**SOURCE EXTRACT**
———

Digitized Mammals
How the new digitization project Ranges is unlocking the potential of NHM's Mammalogy Collection
NHM’s vast collections are nothing less than a library of life on Earth, but when it comes to our Mammalogy Collection, much of the finer details of those specimens remain offline.
Through digitization, the National Science Foundation-funded program Ranges is bringing the traits of Mammalogy specimens online to become tools for transformative conservation science in areas like the biodiversity crisis and climate change.
“Traits in this instance are any physical characteristic,” says Dr. Kayce Bell, who’s not only NHM’s Curator of Mammalogy but is also a mammal herself. “So that's everything from standard measurements, from total tail length, hind foot, ear, and weight to sex and reproductive condition.” Those traits are stored on specimen tags like the ones below.
The specimens are already invaluable tools for research, but Bell recognized that making more of their information available could increase their usefulness for science. For example, by capturing changes in a given species over time, the data on collection tags lets researchers track how they might be impacted by environmental factors like climate change.
“Those traits are interesting from a climate change perspective just because we know that there's all sorts of different biological responses to different climate scenarios,” says Bell. “One of the well-established trends in mammals is larger body size in cooler climates at higher latitudes or higher altitudes and smaller body size in warmer climates which is lower altitudes and lower latitudes. So with climate change, it's actually been documented in some cases that animals are getting smaller.” Having this data online will let researchers compare it across collections, helping to discover with more certainty how climate change is affecting mammals in Los Angeles and across the globe to help us better understand the threats they face and how we might protect them.

———

**DATA FOR REVIEW**
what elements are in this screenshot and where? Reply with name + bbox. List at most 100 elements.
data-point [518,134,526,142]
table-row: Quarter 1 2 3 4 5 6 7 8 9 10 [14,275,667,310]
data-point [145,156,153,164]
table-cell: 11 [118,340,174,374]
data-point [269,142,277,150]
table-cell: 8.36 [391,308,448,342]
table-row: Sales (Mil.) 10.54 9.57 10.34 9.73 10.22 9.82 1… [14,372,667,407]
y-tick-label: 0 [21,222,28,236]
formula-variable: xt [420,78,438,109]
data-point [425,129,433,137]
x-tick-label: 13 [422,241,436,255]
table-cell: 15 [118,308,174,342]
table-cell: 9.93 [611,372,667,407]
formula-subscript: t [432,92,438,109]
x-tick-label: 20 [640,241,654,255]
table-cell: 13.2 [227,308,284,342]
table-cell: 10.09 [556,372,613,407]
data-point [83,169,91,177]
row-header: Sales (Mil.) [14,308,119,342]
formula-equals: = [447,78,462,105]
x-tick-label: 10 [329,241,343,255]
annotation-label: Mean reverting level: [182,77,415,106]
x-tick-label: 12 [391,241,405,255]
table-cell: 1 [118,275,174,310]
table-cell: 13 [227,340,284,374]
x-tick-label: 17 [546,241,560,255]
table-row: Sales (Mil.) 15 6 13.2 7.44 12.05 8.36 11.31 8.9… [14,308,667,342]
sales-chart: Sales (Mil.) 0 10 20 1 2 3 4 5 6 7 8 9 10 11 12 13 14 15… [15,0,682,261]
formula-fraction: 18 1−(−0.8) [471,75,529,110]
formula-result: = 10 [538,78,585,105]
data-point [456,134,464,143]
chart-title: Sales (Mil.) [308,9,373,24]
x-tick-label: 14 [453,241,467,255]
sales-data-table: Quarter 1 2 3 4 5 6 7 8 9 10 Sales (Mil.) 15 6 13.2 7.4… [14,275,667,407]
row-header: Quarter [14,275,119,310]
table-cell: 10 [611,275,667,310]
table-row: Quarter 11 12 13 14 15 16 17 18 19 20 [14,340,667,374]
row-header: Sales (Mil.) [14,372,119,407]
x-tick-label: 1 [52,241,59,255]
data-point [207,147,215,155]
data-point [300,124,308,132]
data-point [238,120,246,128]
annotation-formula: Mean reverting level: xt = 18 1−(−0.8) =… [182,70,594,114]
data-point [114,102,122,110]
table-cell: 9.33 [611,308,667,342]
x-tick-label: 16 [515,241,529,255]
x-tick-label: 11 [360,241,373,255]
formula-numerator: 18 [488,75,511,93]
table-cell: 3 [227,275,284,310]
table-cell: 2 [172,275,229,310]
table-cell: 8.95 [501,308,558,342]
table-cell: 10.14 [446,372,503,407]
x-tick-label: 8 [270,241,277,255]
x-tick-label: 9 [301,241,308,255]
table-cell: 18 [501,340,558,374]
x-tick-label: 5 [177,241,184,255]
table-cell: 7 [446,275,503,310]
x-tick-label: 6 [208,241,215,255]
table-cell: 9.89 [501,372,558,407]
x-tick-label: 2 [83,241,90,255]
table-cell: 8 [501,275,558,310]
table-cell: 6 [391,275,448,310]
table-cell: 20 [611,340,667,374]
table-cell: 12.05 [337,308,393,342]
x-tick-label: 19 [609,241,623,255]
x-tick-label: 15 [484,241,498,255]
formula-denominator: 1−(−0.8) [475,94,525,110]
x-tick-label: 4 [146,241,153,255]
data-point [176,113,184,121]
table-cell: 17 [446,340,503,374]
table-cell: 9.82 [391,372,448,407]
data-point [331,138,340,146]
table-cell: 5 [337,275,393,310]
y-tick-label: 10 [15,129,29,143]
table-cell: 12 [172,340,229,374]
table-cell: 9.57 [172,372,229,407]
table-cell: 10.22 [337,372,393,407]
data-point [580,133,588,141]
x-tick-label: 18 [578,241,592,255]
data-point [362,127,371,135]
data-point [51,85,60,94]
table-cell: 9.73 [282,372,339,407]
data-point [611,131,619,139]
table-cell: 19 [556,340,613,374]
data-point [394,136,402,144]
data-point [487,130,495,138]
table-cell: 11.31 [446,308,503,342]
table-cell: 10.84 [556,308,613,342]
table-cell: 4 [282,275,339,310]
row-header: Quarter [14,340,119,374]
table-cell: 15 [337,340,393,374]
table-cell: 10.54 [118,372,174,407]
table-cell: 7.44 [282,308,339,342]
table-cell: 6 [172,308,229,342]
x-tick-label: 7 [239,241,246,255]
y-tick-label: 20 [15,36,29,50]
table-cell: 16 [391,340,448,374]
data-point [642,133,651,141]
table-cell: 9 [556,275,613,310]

———

**WORK REQUEST**
Please rewrite the digitized mammals article from "Through digitization, the" to "the ones below.", putting "collection labels" in place of "specimen tags".

**RESULT BELOW**
Through digitization, the National Science Foundation-funded program Ranges is bringing the traits of Mammalogy specimens online to become tools for transformative conservation science in areas like the biodiversity crisis and climate change.
“Traits in this instance are any physical characteristic,” says Dr. Kayce Bell, who’s not only NHM’s Curator of Mammalogy but is also a mammal herself. “So that's everything from standard measurements, from total tail length, hind foot, ear, and weight to sex and reproductive condition.” Those traits are stored on collection labels like the ones below.